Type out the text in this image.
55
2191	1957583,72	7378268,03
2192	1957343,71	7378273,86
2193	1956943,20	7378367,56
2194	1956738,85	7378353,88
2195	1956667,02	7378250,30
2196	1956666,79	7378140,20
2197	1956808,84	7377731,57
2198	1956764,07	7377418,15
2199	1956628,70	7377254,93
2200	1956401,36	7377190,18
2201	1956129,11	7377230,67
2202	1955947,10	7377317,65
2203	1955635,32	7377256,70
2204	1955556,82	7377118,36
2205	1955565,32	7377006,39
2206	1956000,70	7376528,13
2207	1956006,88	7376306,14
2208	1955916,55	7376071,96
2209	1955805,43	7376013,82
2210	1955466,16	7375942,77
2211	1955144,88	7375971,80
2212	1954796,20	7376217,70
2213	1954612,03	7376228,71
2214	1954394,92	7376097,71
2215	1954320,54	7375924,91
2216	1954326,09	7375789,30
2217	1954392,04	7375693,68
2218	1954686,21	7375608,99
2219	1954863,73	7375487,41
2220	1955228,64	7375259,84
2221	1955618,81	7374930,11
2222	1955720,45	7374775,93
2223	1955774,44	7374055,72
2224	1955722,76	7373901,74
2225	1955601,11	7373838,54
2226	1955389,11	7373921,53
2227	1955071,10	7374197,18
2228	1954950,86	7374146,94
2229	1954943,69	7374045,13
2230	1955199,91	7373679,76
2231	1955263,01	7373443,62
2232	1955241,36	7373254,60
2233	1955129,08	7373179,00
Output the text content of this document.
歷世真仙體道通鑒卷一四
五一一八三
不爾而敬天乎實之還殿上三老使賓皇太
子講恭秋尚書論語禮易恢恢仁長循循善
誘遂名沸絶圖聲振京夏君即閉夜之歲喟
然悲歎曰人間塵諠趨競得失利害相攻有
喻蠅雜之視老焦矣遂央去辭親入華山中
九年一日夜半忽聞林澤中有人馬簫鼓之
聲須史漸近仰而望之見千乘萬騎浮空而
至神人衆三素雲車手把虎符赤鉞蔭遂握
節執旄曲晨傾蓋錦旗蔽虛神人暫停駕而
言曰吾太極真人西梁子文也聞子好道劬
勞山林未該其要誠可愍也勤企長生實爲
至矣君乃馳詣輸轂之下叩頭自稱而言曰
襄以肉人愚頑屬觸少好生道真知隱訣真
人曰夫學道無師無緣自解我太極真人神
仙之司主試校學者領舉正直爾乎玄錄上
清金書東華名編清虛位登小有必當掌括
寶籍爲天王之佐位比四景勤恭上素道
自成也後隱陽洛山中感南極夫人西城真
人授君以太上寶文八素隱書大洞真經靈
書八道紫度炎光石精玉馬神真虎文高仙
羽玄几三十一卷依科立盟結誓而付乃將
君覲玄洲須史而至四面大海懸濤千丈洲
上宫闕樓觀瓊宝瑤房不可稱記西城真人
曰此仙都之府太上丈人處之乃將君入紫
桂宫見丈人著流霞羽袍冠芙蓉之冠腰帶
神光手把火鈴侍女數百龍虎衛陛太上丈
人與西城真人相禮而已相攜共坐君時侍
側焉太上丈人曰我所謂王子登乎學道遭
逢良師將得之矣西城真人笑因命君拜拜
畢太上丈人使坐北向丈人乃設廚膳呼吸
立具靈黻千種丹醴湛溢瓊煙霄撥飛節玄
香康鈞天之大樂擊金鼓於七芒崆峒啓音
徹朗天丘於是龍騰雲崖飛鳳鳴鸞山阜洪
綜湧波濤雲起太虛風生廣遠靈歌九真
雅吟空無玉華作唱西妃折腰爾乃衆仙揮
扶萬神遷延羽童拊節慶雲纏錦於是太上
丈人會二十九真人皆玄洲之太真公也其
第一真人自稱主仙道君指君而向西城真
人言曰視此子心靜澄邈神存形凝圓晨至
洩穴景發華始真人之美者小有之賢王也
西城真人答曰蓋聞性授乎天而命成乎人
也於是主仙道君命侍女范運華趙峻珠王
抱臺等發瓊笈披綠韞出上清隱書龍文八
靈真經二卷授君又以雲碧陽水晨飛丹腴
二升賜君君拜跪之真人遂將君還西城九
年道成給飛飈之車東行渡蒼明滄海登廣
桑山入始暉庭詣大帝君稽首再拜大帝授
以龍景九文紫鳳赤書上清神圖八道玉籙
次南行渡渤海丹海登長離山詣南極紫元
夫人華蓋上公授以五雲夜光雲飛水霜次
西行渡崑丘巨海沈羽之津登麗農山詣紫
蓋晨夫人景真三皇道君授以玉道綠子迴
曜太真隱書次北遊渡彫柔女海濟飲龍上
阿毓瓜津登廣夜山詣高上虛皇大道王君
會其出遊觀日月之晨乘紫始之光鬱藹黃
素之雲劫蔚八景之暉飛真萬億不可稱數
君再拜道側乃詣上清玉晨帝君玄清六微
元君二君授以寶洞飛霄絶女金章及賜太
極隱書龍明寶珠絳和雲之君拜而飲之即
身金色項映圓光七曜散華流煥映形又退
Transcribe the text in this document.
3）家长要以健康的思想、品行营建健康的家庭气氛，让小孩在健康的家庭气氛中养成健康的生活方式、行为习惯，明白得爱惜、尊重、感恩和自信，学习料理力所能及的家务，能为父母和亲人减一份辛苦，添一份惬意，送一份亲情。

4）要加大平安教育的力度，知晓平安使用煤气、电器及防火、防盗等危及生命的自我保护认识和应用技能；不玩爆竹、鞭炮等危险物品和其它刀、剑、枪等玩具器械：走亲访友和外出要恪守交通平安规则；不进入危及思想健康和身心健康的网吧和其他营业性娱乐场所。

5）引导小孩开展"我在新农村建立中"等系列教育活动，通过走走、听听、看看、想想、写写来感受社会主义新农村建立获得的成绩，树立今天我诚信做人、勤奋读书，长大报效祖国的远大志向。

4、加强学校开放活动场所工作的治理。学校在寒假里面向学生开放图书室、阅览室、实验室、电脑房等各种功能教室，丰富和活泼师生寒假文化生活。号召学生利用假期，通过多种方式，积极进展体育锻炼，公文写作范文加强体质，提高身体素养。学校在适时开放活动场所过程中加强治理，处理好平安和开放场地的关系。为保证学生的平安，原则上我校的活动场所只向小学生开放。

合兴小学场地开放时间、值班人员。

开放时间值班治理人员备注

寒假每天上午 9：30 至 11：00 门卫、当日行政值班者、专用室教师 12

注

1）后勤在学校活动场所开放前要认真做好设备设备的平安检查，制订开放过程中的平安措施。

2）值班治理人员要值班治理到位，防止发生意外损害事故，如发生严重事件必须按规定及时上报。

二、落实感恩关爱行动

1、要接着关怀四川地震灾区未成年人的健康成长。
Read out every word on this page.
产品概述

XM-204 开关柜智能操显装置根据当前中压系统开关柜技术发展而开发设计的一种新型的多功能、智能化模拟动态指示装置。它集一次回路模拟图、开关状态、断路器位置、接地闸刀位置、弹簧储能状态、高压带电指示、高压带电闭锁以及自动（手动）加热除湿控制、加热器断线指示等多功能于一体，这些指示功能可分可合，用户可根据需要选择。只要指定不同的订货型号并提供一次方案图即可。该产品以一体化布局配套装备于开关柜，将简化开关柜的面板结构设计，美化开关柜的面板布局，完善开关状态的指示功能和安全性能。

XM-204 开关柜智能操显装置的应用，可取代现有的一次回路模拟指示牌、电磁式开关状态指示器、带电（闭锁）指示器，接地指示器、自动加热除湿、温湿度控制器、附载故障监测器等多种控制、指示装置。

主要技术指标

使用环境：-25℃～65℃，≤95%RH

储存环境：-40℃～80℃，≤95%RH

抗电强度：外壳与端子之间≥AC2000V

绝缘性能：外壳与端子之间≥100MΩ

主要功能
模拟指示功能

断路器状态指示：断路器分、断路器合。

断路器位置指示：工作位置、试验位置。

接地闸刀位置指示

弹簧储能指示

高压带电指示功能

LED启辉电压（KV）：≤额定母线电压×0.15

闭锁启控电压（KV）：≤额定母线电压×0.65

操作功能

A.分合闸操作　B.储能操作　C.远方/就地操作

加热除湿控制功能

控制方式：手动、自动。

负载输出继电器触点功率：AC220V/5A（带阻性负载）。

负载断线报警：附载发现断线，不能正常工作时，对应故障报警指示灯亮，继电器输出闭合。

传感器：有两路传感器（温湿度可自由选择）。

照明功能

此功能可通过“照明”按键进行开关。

******************************

→ **Task to complete**
Above are the records; copy exactly the lines from the one with "Read out every word on this page." through the final line.

→ **Solution to this problem**
Read out every word on this page.
产品概述

XM-204 开关柜智能操显装置根据当前中压系统开关柜技术发展而开发设计的一种新型的多功能、智能化模拟动态指示装置。它集一次回路模拟图、开关状态、断路器位置、接地闸刀位置、弹簧储能状态、高压带电指示、高压带电闭锁以及自动（手动）加热除湿控制、加热器断线指示等多功能于一体，这些指示功能可分可合，用户可根据需要选择。只要指定不同的订货型号并提供一次方案图即可。该产品以一体化布局配套装备于开关柜，将简化开关柜的面板结构设计，美化开关柜的面板布局，完善开关状态的指示功能和安全性能。

XM-204 开关柜智能操显装置的应用，可取代现有的一次回路模拟指示牌、电磁式开关状态指示器、带电（闭锁）指示器，接地指示器、自动加热除湿、温湿度控制器、附载故障监测器等多种控制、指示装置。

主要技术指标

使用环境：-25℃～65℃，≤95%RH

储存环境：-40℃～80℃，≤95%RH

抗电强度：外壳与端子之间≥AC2000V

绝缘性能：外壳与端子之间≥100MΩ

主要功能
模拟指示功能

断路器状态指示：断路器分、断路器合。

断路器位置指示：工作位置、试验位置。

接地闸刀位置指示

弹簧储能指示

高压带电指示功能

LED启辉电压（KV）：≤额定母线电压×0.15

闭锁启控电压（KV）：≤额定母线电压×0.65

操作功能

A.分合闸操作　B.储能操作　C.远方/就地操作

加热除湿控制功能

控制方式：手动、自动。

负载输出继电器触点功率：AC220V/5A（带阻性负载）。

负载断线报警：附载发现断线，不能正常工作时，对应故障报警指示灯亮，继电器输出闭合。

传感器：有两路传感器（温湿度可自由选择）。

照明功能

此功能可通过“照明”按键进行开关。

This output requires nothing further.